WHAT THE TASK ASKS = Copy each line of the data items below word for word, without any changes.

++++ INFORMATION PROVIDED

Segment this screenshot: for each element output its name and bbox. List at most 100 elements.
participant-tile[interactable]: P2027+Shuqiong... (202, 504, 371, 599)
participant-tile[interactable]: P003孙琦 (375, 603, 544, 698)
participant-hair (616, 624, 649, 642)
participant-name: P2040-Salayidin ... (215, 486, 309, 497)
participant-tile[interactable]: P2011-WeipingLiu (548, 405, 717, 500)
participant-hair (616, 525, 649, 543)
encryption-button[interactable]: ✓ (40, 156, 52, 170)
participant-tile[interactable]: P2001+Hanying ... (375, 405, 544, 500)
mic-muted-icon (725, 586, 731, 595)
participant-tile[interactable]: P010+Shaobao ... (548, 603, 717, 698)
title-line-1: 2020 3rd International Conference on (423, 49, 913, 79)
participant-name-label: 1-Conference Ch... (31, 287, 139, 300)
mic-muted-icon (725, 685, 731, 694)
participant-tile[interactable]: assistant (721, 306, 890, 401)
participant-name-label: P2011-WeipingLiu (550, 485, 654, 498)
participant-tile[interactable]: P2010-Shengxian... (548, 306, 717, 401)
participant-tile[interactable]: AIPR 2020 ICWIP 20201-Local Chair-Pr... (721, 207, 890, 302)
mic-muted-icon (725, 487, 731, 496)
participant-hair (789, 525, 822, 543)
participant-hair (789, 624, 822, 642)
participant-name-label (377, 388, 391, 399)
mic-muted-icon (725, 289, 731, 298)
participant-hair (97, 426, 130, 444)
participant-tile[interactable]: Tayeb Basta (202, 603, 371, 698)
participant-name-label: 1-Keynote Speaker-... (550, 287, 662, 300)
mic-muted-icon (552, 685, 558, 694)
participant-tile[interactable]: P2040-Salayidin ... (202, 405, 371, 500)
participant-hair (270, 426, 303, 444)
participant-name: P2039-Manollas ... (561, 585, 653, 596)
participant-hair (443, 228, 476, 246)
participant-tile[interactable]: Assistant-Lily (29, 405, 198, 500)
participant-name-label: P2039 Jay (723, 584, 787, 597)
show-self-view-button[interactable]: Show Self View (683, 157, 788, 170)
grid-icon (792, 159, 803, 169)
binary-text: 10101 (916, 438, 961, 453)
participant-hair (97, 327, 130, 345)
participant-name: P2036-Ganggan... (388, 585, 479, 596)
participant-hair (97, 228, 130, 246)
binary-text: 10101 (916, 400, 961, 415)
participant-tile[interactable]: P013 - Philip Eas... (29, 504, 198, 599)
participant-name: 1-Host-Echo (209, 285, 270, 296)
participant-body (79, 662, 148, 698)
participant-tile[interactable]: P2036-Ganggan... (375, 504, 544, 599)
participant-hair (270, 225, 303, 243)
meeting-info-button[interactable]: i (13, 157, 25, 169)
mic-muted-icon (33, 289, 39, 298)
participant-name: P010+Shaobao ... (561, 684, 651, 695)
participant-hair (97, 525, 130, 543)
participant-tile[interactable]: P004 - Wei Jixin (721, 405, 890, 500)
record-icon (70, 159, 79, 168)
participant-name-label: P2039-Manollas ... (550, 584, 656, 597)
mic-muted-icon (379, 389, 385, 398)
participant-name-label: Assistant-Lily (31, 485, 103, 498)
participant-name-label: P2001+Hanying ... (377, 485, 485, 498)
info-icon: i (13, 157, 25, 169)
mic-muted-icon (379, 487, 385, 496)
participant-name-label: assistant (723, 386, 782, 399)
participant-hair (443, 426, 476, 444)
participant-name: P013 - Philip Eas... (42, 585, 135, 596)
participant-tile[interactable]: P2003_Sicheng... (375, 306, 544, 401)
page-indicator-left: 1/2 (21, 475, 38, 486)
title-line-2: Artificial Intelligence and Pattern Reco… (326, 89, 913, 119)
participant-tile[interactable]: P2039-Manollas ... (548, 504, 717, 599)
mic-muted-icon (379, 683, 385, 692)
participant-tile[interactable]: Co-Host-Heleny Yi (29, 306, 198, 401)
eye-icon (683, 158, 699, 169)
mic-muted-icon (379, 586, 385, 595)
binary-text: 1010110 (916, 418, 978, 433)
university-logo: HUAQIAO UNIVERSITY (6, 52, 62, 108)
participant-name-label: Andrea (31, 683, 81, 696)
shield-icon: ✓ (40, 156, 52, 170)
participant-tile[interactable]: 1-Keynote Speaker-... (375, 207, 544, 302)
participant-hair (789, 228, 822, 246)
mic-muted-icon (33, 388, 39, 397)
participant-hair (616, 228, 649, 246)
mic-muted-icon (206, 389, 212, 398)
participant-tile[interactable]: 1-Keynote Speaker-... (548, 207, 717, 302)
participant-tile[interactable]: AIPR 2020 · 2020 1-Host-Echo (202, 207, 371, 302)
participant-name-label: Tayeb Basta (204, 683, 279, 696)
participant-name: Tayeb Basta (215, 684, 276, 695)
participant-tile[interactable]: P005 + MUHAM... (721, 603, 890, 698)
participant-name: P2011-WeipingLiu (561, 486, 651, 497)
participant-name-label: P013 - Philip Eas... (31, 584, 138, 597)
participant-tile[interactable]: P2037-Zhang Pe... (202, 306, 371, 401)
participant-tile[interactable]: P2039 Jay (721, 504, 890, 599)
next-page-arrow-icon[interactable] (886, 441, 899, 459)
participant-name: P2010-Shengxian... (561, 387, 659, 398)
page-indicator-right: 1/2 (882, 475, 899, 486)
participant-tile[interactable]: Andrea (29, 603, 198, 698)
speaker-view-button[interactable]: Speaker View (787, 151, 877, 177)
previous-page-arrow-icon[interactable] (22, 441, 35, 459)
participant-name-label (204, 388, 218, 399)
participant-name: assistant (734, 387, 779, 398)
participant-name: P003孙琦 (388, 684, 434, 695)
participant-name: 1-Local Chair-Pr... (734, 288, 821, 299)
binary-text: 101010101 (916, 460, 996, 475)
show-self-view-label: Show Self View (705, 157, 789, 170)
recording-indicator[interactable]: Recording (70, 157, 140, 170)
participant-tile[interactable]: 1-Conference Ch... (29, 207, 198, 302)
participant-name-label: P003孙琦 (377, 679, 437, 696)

++++++++

RESULT BELOW =
Segment this screenshot: for each element output its name and bbox. List at most 100 elements.
participant-tile[interactable]: P2027+Shuqiong... (202, 504, 371, 599)
participant-tile[interactable]: P003孙琦 (375, 603, 544, 698)
participant-hair (616, 624, 649, 642)
participant-name: P2040-Salayidin ... (215, 486, 309, 497)
participant-tile[interactable]: P2011-WeipingLiu (548, 405, 717, 500)
participant-hair (616, 525, 649, 543)
encryption-button[interactable]: ✓ (40, 156, 52, 170)
participant-tile[interactable]: P2001+Hanying ... (375, 405, 544, 500)
mic-muted-icon (725, 586, 731, 595)
participant-tile[interactable]: P010+Shaobao ... (548, 603, 717, 698)
title-line-1: 2020 3rd International Conference on (423, 49, 913, 79)
participant-name-label: 1-Conference Ch... (31, 287, 139, 300)
mic-muted-icon (725, 685, 731, 694)
participant-tile[interactable]: assistant (721, 306, 890, 401)
participant-name-label: P2011-WeipingLiu (550, 485, 654, 498)
participant-tile[interactable]: P2010-Shengxian... (548, 306, 717, 401)
participant-tile[interactable]: AIPR 2020 ICWIP 20201-Local Chair-Pr... (721, 207, 890, 302)
mic-muted-icon (725, 487, 731, 496)
participant-hair (789, 525, 822, 543)
participant-hair (789, 624, 822, 642)
participant-name-label (377, 388, 391, 399)
mic-muted-icon (725, 289, 731, 298)
participant-hair (97, 426, 130, 444)
participant-tile[interactable]: Tayeb Basta (202, 603, 371, 698)
participant-name-label: 1-Keynote Speaker-... (550, 287, 662, 300)
mic-muted-icon (552, 685, 558, 694)
participant-tile[interactable]: P2040-Salayidin ... (202, 405, 371, 500)
participant-hair (270, 426, 303, 444)
participant-name: P2039-Manollas ... (561, 585, 653, 596)
participant-hair (443, 228, 476, 246)
participant-tile[interactable]: Assistant-Lily (29, 405, 198, 500)
participant-name-label: P2039 Jay (723, 584, 787, 597)
show-self-view-button[interactable]: Show Self View (683, 157, 788, 170)
grid-icon (792, 159, 803, 169)
binary-text: 10101 (916, 438, 961, 453)
participant-hair (97, 327, 130, 345)
participant-name: P2036-Ganggan... (388, 585, 479, 596)
participant-hair (97, 228, 130, 246)
binary-text: 10101 (916, 400, 961, 415)
participant-tile[interactable]: P013 - Philip Eas... (29, 504, 198, 599)
participant-name: 1-Host-Echo (209, 285, 270, 296)
participant-body (79, 662, 148, 698)
participant-tile[interactable]: P2036-Ganggan... (375, 504, 544, 599)
participant-hair (270, 225, 303, 243)
meeting-info-button[interactable]: i (13, 157, 25, 169)
mic-muted-icon (33, 289, 39, 298)
participant-name: P010+Shaobao ... (561, 684, 651, 695)
participant-hair (97, 525, 130, 543)
participant-tile[interactable]: P004 - Wei Jixin (721, 405, 890, 500)
record-icon (70, 159, 79, 168)
participant-name-label: P2039-Manollas ... (550, 584, 656, 597)
mic-muted-icon (379, 389, 385, 398)
participant-name-label: Assistant-Lily (31, 485, 103, 498)
participant-name-label: P2001+Hanying ... (377, 485, 485, 498)
info-icon: i (13, 157, 25, 169)
mic-muted-icon (379, 487, 385, 496)
participant-name-label: assistant (723, 386, 782, 399)
participant-hair (443, 426, 476, 444)
participant-name: P013 - Philip Eas... (42, 585, 135, 596)
participant-tile[interactable]: P2003_Sicheng... (375, 306, 544, 401)
page-indicator-left: 1/2 (21, 475, 38, 486)
title-line-2: Artificial Intelligence and Pattern Reco… (326, 89, 913, 119)
participant-tile[interactable]: P2039-Manollas ... (548, 504, 717, 599)
mic-muted-icon (379, 683, 385, 692)
participant-tile[interactable]: Co-Host-Heleny Yi (29, 306, 198, 401)
eye-icon (683, 158, 699, 169)
mic-muted-icon (379, 586, 385, 595)
binary-text: 1010110 (916, 418, 978, 433)
university-logo: HUAQIAO UNIVERSITY (6, 52, 62, 108)
participant-name-label: Andrea (31, 683, 81, 696)
shield-icon: ✓ (40, 156, 52, 170)
participant-tile[interactable]: 1-Keynote Speaker-... (375, 207, 544, 302)
participant-hair (789, 228, 822, 246)
mic-muted-icon (33, 388, 39, 397)
participant-hair (616, 228, 649, 246)
mic-muted-icon (206, 389, 212, 398)
participant-tile[interactable]: 1-Keynote Speaker-... (548, 207, 717, 302)
participant-tile[interactable]: AIPR 2020 · 2020 1-Host-Echo (202, 207, 371, 302)
participant-name-label: Tayeb Basta (204, 683, 279, 696)
participant-name: Tayeb Basta (215, 684, 276, 695)
participant-tile[interactable]: P005 + MUHAM... (721, 603, 890, 698)
participant-name: P2011-WeipingLiu (561, 486, 651, 497)
participant-name-label: P013 - Philip Eas... (31, 584, 138, 597)
participant-tile[interactable]: P2037-Zhang Pe... (202, 306, 371, 401)
participant-tile[interactable]: P2039 Jay (721, 504, 890, 599)
next-page-arrow-icon[interactable] (886, 441, 899, 459)
participant-name: P2010-Shengxian... (561, 387, 659, 398)
page-indicator-right: 1/2 (882, 475, 899, 486)
participant-tile[interactable]: Andrea (29, 603, 198, 698)
speaker-view-button[interactable]: Speaker View (787, 151, 877, 177)
previous-page-arrow-icon[interactable] (22, 441, 35, 459)
participant-name-label (204, 388, 218, 399)
participant-name: assistant (734, 387, 779, 398)
participant-name: P003孙琦 (388, 684, 434, 695)
participant-name: 1-Local Chair-Pr... (734, 288, 821, 299)
binary-text: 101010101 (916, 460, 996, 475)
show-self-view-label: Show Self View (705, 157, 789, 170)
recording-indicator[interactable]: Recording (70, 157, 140, 170)
participant-tile[interactable]: 1-Conference Ch... (29, 207, 198, 302)
participant-name-label: P003孙琦 (377, 679, 437, 696)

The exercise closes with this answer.